● EXTRACT PROVIDED

- Conference: Big Sky Conference
- Record: 8–4 (4–3 Big Sky)
- Head coach: Jerry Graybeal (6th season);
- Home stadium: Stewart Stadium

= 2003 Weber State Wildcats football team =

American college football season

The 2003 Weber State Wildcats football team represented Weber State University as a member of the Big Sky Conference during the 2003 NCAA Division I-AA football season. Led by sixth-year head coach Jerry Graybeal, the Wildcats compiled an overall record of 8–4, with a mark of 4–3 in conference play, and finished tied for fourth in the Big Sky. The team played home games at Stewart Stadium in Ogden, Utah.

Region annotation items
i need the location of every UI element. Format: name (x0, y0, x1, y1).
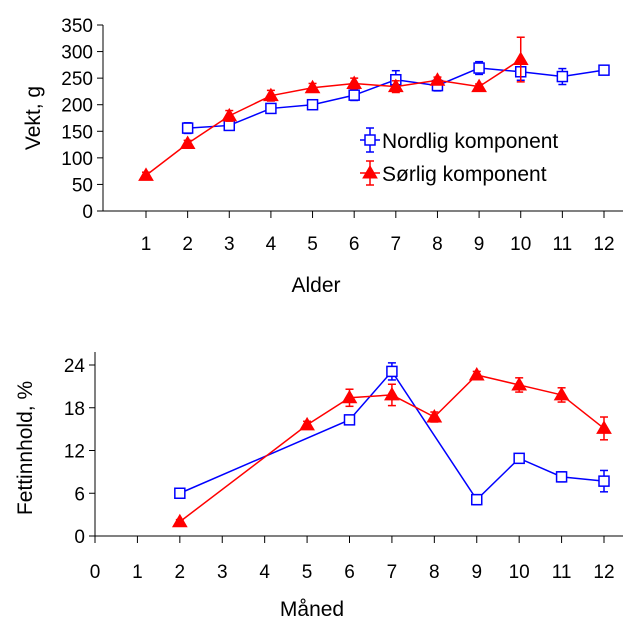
legend-item: Nordlig komponent (360, 127, 558, 153)
y-tick-label: 0 (74, 527, 85, 548)
data-point (299, 416, 315, 431)
data-point (346, 75, 363, 89)
data-point (471, 493, 483, 506)
y-axis-title: Vekt, g (22, 86, 45, 150)
y-tick-label: 100 (61, 149, 93, 170)
data-point (598, 64, 610, 76)
y-tick-label: 250 (61, 69, 93, 90)
data-point (174, 487, 186, 499)
y-tick-label: 50 (72, 175, 93, 196)
data-point (386, 365, 398, 378)
series-nordlig (181, 60, 610, 135)
y-tick-label: 12 (64, 442, 85, 463)
y-tick-label: 150 (61, 122, 93, 143)
x-tick-label: 8 (432, 234, 443, 255)
x-tick-label: 12 (593, 562, 614, 583)
x-tick-label: 1 (132, 562, 143, 583)
x-tick-label: 3 (224, 234, 235, 255)
x-tick-label: 12 (593, 234, 614, 255)
y-tick-label: 6 (74, 484, 85, 505)
x-tick-label: 2 (175, 562, 186, 583)
y-tick-label: 0 (82, 202, 93, 223)
series-line (145, 58, 522, 176)
legend-marker (362, 165, 378, 179)
y-tick-label: 300 (61, 43, 93, 64)
data-point (341, 389, 358, 404)
legend-label: Nordlig komponent (382, 130, 558, 153)
data-point (426, 409, 443, 423)
data-point (138, 167, 154, 181)
x-tick-label: 10 (509, 562, 530, 583)
data-point (304, 79, 321, 94)
data-point (555, 471, 568, 483)
x-axis-title: Måned (280, 598, 344, 619)
x-tick-label: 5 (307, 234, 318, 255)
data-point (511, 376, 528, 391)
data-point (513, 452, 525, 465)
data-point (596, 420, 612, 434)
x-tick-label: 7 (387, 562, 398, 583)
data-point (384, 386, 400, 401)
x-tick-label: 5 (302, 562, 313, 583)
x-axis-title: Alder (291, 274, 340, 297)
data-point (429, 72, 446, 86)
x-tick-label: 0 (90, 562, 101, 583)
y-tick-label: 350 (61, 16, 93, 37)
x-tick-label: 7 (391, 234, 402, 255)
data-point (221, 107, 238, 122)
data-point (471, 78, 487, 93)
data-point (473, 62, 485, 74)
legend-label: Sørlig komponent (382, 163, 547, 186)
y-axis-title: Fettinnhold, % (14, 381, 37, 515)
y-tick-label: 24 (64, 356, 86, 377)
data-point (306, 98, 319, 111)
legend: Nordlig komponent Sørlig komponent (360, 127, 558, 186)
x-tick-label: 11 (552, 234, 572, 255)
data-point (556, 70, 569, 83)
x-tick-label: 2 (182, 234, 193, 255)
x-tick-label: 6 (349, 234, 360, 255)
y-tick-label: 200 (61, 96, 93, 117)
data-point (223, 119, 236, 132)
x-tick-label: 3 (217, 562, 228, 583)
x-tick-label: 4 (259, 562, 270, 583)
data-point (553, 386, 570, 401)
series-sorlig (171, 366, 612, 528)
x-tick-label: 9 (474, 234, 485, 255)
data-point (387, 78, 404, 93)
data-point (343, 414, 356, 426)
data-point (179, 135, 196, 150)
data-point (171, 513, 188, 528)
data-point (348, 89, 360, 101)
y-tick-label: 18 (64, 399, 85, 420)
x-tick-label: 4 (266, 234, 277, 255)
series-nordlig (174, 362, 610, 506)
x-tick-label: 9 (471, 562, 482, 583)
data-point (468, 366, 485, 381)
legend-item: Sørlig komponent (360, 160, 547, 186)
data-point (598, 475, 610, 487)
x-tick-label: 8 (429, 562, 440, 583)
legend-marker (364, 134, 376, 146)
x-tick-label: 11 (552, 562, 572, 583)
x-tick-label: 10 (510, 234, 531, 255)
data-point (181, 122, 194, 134)
data-point (263, 87, 279, 102)
x-tick-label: 1 (141, 234, 152, 255)
data-point (265, 102, 277, 115)
data-point (512, 51, 529, 66)
series-sorlig (138, 36, 529, 181)
x-tick-label: 6 (344, 562, 355, 583)
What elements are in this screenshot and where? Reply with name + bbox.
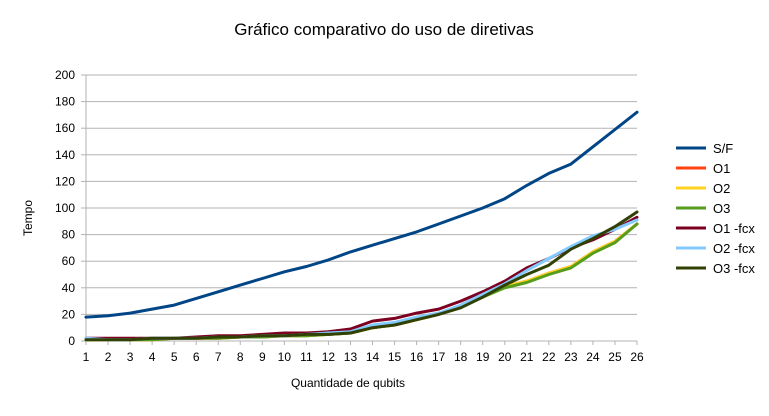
x-tick-label: 5 bbox=[171, 350, 178, 364]
x-tick-label: 8 bbox=[237, 350, 244, 364]
series-line-4 bbox=[84, 222, 639, 342]
x-tick-label: 15 bbox=[388, 350, 402, 364]
legend-label: O2 bbox=[713, 181, 730, 196]
series-line-7 bbox=[84, 210, 639, 342]
series-line-1 bbox=[84, 110, 639, 319]
x-tick-label: 7 bbox=[215, 350, 222, 364]
x-tick-label: 11 bbox=[300, 350, 313, 364]
x-tick-label: 22 bbox=[542, 350, 556, 364]
gridlines bbox=[86, 74, 637, 342]
y-axis-label: Tempo bbox=[21, 200, 35, 236]
x-tick-label: 23 bbox=[564, 350, 578, 364]
x-tick-label: 18 bbox=[454, 350, 468, 364]
x-tick-label: 10 bbox=[278, 350, 292, 364]
series-line-3 bbox=[84, 222, 639, 342]
y-tick-label: 0 bbox=[68, 334, 75, 348]
y-tick-label: 200 bbox=[55, 68, 75, 82]
x-tick-label: 6 bbox=[193, 350, 200, 364]
series-line-6 bbox=[84, 218, 639, 342]
x-tick-label: 1 bbox=[83, 350, 90, 364]
legend-label: S/F bbox=[713, 141, 733, 156]
x-tick-label: 25 bbox=[608, 350, 622, 364]
y-tick-label: 20 bbox=[62, 307, 76, 321]
y-tick-label: 100 bbox=[55, 201, 75, 215]
y-tick-label: 140 bbox=[55, 148, 75, 162]
x-tick-label: 26 bbox=[630, 350, 644, 364]
x-tick-label: 21 bbox=[520, 350, 534, 364]
x-tick-label: 12 bbox=[322, 350, 336, 364]
x-tick-label: 20 bbox=[498, 350, 512, 364]
series-line-5 bbox=[84, 215, 639, 340]
x-tick-label: 17 bbox=[432, 350, 446, 364]
x-tick-label: 19 bbox=[476, 350, 490, 364]
legend: S/F O1 O2 O3 O1 -fcx O2 -fcx O3 -fcx bbox=[676, 141, 755, 276]
x-tick-label: 14 bbox=[366, 350, 380, 364]
y-tick-label: 120 bbox=[55, 174, 75, 188]
x-tick-label: 24 bbox=[586, 350, 600, 364]
x-tick-label: 4 bbox=[149, 350, 156, 364]
x-tick-label: 13 bbox=[344, 350, 358, 364]
legend-label: O2 -fcx bbox=[713, 241, 755, 256]
x-tick-label: 2 bbox=[105, 350, 112, 364]
x-tick-label: 16 bbox=[410, 350, 424, 364]
series-lines bbox=[84, 110, 639, 342]
y-tick-label: 180 bbox=[55, 95, 75, 109]
y-tick-label: 160 bbox=[55, 121, 75, 135]
x-axis-label: Quantidade de qubits bbox=[291, 376, 405, 390]
y-tick-label: 80 bbox=[62, 228, 76, 242]
y-tick-label: 60 bbox=[62, 254, 76, 268]
legend-label: O3 -fcx bbox=[713, 261, 755, 276]
legend-label: O1 bbox=[713, 161, 730, 176]
series-line-2 bbox=[84, 222, 639, 342]
legend-label: O1 -fcx bbox=[713, 221, 755, 236]
x-tick-label: 3 bbox=[127, 350, 134, 364]
y-tick-label: 40 bbox=[62, 281, 76, 295]
x-tick-label: 9 bbox=[259, 350, 266, 364]
chart-title: Gráfico comparativo do uso de diretivas bbox=[234, 20, 534, 39]
legend-label: O3 bbox=[713, 201, 730, 216]
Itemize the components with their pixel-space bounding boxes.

● TASK DIRECTIONS
Please give the 2003 Weber State football text again starting with "The 2003 Weber" and going on through "in Ogden, Utah.", and change "Ogden" to "Provo" in that part. These items have nothing to do with the 2003 Weber State football text.

● ANSWER FOR THIS EXERCISE
The 2003 Weber State Wildcats football team represented Weber State University as a member of the Big Sky Conference during the 2003 NCAA Division I-AA football season. Led by sixth-year head coach Jerry Graybeal, the Wildcats compiled an overall record of 8–4, with a mark of 4–3 in conference play, and finished tied for fourth in the Big Sky. The team played home games at Stewart Stadium in Provo, Utah.